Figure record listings
————

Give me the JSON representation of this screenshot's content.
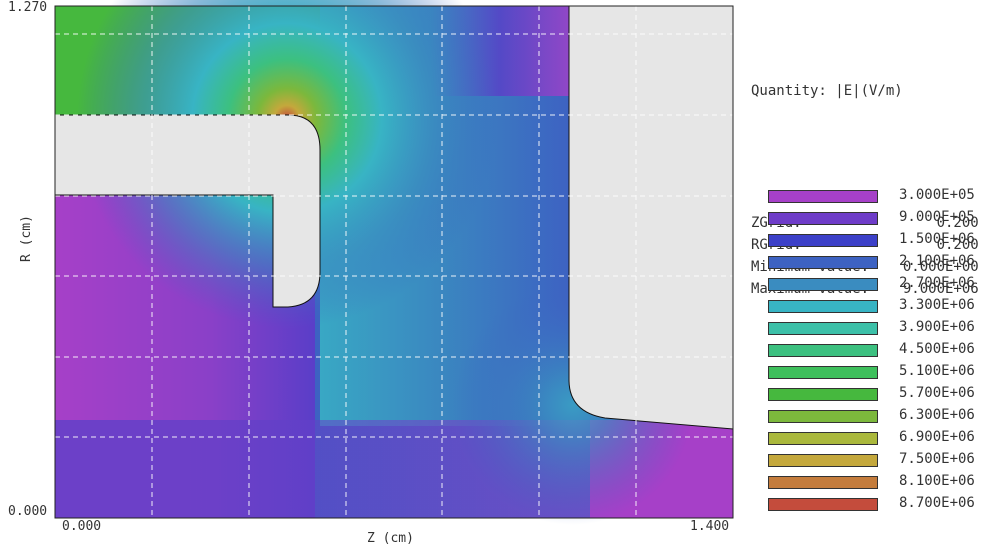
{
  "quantity_label": "Quantity: |E|(V/m)",
  "stats": [
    {
      "key": "ZGrid:",
      "value": "0.200"
    },
    {
      "key": "RGrid:",
      "value": "0.200"
    },
    {
      "key": "Minimum value:",
      "value": "0.000E+00"
    },
    {
      "key": "Maximum value:",
      "value": "9.000E+06"
    }
  ],
  "legend": [
    {
      "label": "3.000E+05",
      "color": "#a640c8"
    },
    {
      "label": "9.000E+05",
      "color": "#6e3cc8"
    },
    {
      "label": "1.500E+06",
      "color": "#3c40c8"
    },
    {
      "label": "2.100E+06",
      "color": "#3d62c2"
    },
    {
      "label": "2.700E+06",
      "color": "#3a8cc0"
    },
    {
      "label": "3.300E+06",
      "color": "#38b4c4"
    },
    {
      "label": "3.900E+06",
      "color": "#3cc0a8"
    },
    {
      "label": "4.500E+06",
      "color": "#3cc080"
    },
    {
      "label": "5.100E+06",
      "color": "#3ec05c"
    },
    {
      "label": "5.700E+06",
      "color": "#46b83e"
    },
    {
      "label": "6.300E+06",
      "color": "#7cb83c"
    },
    {
      "label": "6.900E+06",
      "color": "#aab83c"
    },
    {
      "label": "7.500E+06",
      "color": "#c4a83c"
    },
    {
      "label": "8.100E+06",
      "color": "#c47c3c"
    },
    {
      "label": "8.700E+06",
      "color": "#c44c3c"
    }
  ],
  "chart_data": {
    "type": "heatmap",
    "quantity": "|E|(V/m)",
    "xlabel": "Z (cm)",
    "ylabel": "R (cm)",
    "x_tick_labels": [
      "0.000",
      "1.400"
    ],
    "y_tick_labels": [
      "1.270",
      "0.000"
    ],
    "xlim": [
      0.0,
      1.4
    ],
    "ylim": [
      0.0,
      1.27
    ],
    "zgrid": 0.2,
    "rgrid": 0.2,
    "grid": true,
    "min_value": 0.0,
    "max_value": 9000000.0,
    "contour_levels": [
      300000,
      900000,
      1500000,
      2100000,
      2700000,
      3300000,
      3900000,
      4500000,
      5100000,
      5700000,
      6300000,
      6900000,
      7500000,
      8100000,
      8700000
    ],
    "legend_position": "right"
  }
}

————

* What this task involves: Set the data above down again exactly as given, with no pictures.

* Finished task:
Give me the JSON representation of this screenshot's content.
{
  "quantity_label": "Quantity: |E|(V/m)",
  "stats": [
    {
      "key": "ZGrid:",
      "value": "0.200"
    },
    {
      "key": "RGrid:",
      "value": "0.200"
    },
    {
      "key": "Minimum value:",
      "value": "0.000E+00"
    },
    {
      "key": "Maximum value:",
      "value": "9.000E+06"
    }
  ],
  "legend": [
    {
      "label": "3.000E+05",
      "color": "#a640c8"
    },
    {
      "label": "9.000E+05",
      "color": "#6e3cc8"
    },
    {
      "label": "1.500E+06",
      "color": "#3c40c8"
    },
    {
      "label": "2.100E+06",
      "color": "#3d62c2"
    },
    {
      "label": "2.700E+06",
      "color": "#3a8cc0"
    },
    {
      "label": "3.300E+06",
      "color": "#38b4c4"
    },
    {
      "label": "3.900E+06",
      "color": "#3cc0a8"
    },
    {
      "label": "4.500E+06",
      "color": "#3cc080"
    },
    {
      "label": "5.100E+06",
      "color": "#3ec05c"
    },
    {
      "label": "5.700E+06",
      "color": "#46b83e"
    },
    {
      "label": "6.300E+06",
      "color": "#7cb83c"
    },
    {
      "label": "6.900E+06",
      "color": "#aab83c"
    },
    {
      "label": "7.500E+06",
      "color": "#c4a83c"
    },
    {
      "label": "8.100E+06",
      "color": "#c47c3c"
    },
    {
      "label": "8.700E+06",
      "color": "#c44c3c"
    }
  ],
  "chart_data": {
    "type": "heatmap",
    "quantity": "|E|(V/m)",
    "xlabel": "Z (cm)",
    "ylabel": "R (cm)",
    "x_tick_labels": [
      "0.000",
      "1.400"
    ],
    "y_tick_labels": [
      "1.270",
      "0.000"
    ],
    "xlim": [
      0.0,
      1.4
    ],
    "ylim": [
      0.0,
      1.27
    ],
    "zgrid": 0.2,
    "rgrid": 0.2,
    "grid": true,
    "min_value": 0.0,
    "max_value": 9000000.0,
    "contour_levels": [
      300000,
      900000,
      1500000,
      2100000,
      2700000,
      3300000,
      3900000,
      4500000,
      5100000,
      5700000,
      6300000,
      6900000,
      7500000,
      8100000,
      8700000
    ],
    "legend_position": "right"
  }
}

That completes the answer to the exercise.